*Request:* Lines containing "from" are to be counted. Report the count alone.

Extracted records
#####

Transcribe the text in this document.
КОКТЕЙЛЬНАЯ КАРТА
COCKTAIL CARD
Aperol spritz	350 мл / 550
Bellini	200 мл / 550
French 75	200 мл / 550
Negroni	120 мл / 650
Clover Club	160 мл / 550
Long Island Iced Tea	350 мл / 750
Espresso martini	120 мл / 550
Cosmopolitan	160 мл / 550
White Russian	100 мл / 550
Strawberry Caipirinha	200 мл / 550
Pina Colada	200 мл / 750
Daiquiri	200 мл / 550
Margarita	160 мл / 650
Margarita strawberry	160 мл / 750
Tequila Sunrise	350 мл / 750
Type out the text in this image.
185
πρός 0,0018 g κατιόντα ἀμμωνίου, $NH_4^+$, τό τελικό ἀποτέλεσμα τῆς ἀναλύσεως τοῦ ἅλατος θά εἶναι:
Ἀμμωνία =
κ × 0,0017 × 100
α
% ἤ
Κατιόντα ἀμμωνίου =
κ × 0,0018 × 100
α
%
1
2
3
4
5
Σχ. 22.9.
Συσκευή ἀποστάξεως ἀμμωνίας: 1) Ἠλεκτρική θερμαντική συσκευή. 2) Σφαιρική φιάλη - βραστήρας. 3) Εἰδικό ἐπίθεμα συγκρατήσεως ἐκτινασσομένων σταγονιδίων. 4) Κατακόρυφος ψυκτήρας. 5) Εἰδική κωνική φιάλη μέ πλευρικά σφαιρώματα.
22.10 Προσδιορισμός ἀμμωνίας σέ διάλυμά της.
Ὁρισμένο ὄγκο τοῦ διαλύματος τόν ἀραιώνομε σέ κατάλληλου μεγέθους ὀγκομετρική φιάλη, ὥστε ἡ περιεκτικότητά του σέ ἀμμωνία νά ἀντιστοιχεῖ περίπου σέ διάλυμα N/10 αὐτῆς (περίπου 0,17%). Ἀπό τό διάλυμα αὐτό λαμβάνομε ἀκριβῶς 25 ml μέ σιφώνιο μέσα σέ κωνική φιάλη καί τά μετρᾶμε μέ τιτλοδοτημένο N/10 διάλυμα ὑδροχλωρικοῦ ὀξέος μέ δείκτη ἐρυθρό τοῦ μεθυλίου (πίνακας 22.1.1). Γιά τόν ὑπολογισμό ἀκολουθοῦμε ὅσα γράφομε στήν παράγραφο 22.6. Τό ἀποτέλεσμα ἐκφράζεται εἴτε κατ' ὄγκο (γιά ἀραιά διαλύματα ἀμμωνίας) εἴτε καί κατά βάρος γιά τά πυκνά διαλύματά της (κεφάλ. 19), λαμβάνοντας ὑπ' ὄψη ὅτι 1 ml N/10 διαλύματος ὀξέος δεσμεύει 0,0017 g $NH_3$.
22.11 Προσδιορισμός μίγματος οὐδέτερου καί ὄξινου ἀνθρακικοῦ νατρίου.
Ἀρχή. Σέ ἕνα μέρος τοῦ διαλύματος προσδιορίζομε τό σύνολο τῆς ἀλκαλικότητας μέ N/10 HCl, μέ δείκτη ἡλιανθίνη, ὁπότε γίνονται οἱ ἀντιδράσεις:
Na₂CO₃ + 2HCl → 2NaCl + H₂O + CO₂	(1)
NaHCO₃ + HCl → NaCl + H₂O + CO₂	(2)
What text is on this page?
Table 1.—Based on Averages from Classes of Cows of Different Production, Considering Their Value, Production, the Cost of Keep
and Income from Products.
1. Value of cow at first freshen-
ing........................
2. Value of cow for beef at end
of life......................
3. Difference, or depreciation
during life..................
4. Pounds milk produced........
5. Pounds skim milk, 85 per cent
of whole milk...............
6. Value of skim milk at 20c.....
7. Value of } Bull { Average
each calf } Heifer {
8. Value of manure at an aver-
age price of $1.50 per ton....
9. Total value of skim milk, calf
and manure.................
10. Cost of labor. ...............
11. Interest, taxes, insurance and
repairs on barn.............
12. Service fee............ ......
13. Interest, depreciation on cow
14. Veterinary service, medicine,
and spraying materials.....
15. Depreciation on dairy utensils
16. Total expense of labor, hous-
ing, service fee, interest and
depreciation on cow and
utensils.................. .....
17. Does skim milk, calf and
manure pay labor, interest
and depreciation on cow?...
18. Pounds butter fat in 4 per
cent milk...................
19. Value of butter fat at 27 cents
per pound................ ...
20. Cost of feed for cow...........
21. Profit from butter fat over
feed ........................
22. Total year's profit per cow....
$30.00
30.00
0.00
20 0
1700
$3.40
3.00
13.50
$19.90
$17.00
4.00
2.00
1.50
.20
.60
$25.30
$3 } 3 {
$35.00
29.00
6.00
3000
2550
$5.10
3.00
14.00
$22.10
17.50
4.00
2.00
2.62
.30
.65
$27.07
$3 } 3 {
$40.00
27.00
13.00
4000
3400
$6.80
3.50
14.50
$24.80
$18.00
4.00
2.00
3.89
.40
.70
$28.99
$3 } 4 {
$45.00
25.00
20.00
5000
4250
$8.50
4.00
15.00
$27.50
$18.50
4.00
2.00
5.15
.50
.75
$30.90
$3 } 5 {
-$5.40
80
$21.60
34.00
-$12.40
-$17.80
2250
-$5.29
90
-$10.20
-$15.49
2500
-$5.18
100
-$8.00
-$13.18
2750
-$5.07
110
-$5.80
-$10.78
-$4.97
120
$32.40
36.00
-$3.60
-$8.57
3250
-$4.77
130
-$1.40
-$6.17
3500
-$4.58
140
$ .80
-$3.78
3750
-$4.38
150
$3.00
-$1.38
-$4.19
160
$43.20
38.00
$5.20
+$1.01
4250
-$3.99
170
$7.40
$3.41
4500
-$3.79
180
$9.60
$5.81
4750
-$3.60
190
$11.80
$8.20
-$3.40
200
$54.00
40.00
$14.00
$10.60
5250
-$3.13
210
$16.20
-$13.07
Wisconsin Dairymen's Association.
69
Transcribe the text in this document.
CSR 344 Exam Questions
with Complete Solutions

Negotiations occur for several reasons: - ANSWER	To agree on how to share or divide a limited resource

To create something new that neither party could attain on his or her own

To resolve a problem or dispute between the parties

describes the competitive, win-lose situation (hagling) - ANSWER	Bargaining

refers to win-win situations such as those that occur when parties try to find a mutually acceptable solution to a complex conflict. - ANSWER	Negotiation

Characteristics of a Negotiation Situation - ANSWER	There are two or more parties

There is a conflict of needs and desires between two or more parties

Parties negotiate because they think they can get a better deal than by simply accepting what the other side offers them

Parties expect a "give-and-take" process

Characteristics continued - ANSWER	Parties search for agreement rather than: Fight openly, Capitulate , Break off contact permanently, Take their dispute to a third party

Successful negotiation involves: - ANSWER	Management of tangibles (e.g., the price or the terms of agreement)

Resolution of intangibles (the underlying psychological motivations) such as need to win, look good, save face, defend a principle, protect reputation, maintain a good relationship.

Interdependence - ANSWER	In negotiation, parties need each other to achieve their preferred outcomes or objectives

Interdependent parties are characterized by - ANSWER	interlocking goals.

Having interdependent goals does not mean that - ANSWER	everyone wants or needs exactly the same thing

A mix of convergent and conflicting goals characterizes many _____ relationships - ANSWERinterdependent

#####

*Answer for the task:* 3